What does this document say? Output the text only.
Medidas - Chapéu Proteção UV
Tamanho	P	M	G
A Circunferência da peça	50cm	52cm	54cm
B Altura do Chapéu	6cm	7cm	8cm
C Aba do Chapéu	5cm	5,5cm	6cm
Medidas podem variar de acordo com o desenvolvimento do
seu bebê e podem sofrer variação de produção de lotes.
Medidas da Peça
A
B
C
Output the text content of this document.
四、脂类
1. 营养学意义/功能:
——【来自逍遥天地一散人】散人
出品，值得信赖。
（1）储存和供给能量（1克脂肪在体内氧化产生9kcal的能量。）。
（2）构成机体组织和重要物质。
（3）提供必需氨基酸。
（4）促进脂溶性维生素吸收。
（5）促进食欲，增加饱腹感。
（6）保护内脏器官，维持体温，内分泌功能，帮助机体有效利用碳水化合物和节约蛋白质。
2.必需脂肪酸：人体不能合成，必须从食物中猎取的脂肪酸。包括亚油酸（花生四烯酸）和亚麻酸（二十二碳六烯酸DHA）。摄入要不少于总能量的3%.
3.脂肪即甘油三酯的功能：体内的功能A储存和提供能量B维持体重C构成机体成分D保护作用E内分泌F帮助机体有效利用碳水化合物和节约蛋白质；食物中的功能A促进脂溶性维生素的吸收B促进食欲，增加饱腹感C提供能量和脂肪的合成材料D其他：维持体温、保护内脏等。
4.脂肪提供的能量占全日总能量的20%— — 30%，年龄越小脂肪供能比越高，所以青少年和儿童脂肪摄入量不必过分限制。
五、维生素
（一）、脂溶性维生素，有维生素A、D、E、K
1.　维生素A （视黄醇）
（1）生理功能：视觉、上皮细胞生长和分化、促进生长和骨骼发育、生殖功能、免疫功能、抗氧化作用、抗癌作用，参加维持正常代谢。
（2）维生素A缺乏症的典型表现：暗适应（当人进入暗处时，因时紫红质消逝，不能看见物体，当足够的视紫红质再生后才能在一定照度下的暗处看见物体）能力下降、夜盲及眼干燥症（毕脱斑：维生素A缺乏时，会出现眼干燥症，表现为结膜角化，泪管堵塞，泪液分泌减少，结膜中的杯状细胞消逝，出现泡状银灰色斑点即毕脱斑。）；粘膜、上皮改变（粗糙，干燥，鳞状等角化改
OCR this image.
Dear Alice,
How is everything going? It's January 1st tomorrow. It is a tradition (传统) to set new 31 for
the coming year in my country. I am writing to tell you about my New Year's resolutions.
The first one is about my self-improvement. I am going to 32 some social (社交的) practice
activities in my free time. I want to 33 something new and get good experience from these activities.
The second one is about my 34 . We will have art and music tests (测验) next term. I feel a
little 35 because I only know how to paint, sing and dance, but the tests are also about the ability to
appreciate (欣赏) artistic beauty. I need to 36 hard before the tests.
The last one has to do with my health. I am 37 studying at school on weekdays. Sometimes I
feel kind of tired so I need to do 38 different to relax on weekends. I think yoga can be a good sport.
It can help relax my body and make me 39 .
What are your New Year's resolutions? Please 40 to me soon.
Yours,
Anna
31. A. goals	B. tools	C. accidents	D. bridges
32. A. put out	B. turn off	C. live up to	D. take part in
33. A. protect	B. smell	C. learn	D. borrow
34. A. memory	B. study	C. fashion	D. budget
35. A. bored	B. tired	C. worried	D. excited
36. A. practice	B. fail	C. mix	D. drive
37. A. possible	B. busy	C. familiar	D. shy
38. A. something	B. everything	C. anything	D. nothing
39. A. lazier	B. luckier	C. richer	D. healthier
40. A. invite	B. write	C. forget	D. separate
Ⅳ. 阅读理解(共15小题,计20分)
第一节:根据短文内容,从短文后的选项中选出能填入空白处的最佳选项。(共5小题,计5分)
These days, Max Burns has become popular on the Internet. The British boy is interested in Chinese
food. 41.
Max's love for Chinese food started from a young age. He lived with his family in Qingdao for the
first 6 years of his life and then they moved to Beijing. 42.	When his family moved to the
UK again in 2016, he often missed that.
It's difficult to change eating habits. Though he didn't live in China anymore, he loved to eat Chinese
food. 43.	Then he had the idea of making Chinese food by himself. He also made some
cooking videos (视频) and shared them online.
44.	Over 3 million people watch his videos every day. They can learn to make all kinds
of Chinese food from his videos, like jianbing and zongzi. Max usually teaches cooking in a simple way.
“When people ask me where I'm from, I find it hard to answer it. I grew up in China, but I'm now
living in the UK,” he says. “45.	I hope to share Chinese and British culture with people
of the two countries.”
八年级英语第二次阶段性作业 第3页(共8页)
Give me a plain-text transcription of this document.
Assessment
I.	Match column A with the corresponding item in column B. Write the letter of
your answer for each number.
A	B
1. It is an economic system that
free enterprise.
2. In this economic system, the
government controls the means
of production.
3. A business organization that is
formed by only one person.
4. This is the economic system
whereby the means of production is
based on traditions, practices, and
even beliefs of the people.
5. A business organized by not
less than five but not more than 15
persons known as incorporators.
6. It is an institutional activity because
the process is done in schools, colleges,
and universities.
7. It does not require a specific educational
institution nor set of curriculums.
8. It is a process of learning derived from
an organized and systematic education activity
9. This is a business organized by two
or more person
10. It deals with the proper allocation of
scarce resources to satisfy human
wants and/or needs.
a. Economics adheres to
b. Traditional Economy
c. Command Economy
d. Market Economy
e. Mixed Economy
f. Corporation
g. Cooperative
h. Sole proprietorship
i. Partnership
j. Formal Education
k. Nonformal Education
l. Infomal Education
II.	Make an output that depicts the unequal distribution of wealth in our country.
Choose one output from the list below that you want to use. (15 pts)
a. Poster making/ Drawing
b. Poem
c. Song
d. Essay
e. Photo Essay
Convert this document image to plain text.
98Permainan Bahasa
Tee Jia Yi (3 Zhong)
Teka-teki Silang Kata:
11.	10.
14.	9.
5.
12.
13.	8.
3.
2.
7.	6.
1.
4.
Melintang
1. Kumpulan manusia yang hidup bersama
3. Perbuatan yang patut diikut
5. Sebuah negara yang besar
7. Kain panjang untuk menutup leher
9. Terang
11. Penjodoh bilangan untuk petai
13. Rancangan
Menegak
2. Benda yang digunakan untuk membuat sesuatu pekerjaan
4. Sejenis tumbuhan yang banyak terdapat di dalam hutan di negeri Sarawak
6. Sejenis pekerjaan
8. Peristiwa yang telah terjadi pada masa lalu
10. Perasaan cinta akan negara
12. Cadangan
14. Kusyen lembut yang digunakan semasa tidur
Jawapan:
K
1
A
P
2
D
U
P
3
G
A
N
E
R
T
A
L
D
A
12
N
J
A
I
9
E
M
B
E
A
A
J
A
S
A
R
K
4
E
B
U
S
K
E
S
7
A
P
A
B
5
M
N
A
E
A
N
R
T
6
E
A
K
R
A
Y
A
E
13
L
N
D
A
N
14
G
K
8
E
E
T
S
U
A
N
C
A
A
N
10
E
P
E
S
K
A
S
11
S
--
AIM OF THE TASK:
Search the listing for the word "feel". Copy every line in which it occurs.

TASK RESULT:
The second one is about my 34 . We will have art and music tests (测验) next term. I feel a
feel kind of tired so I need to do 38 different to relax on weekends. I think yoga can be a good sport.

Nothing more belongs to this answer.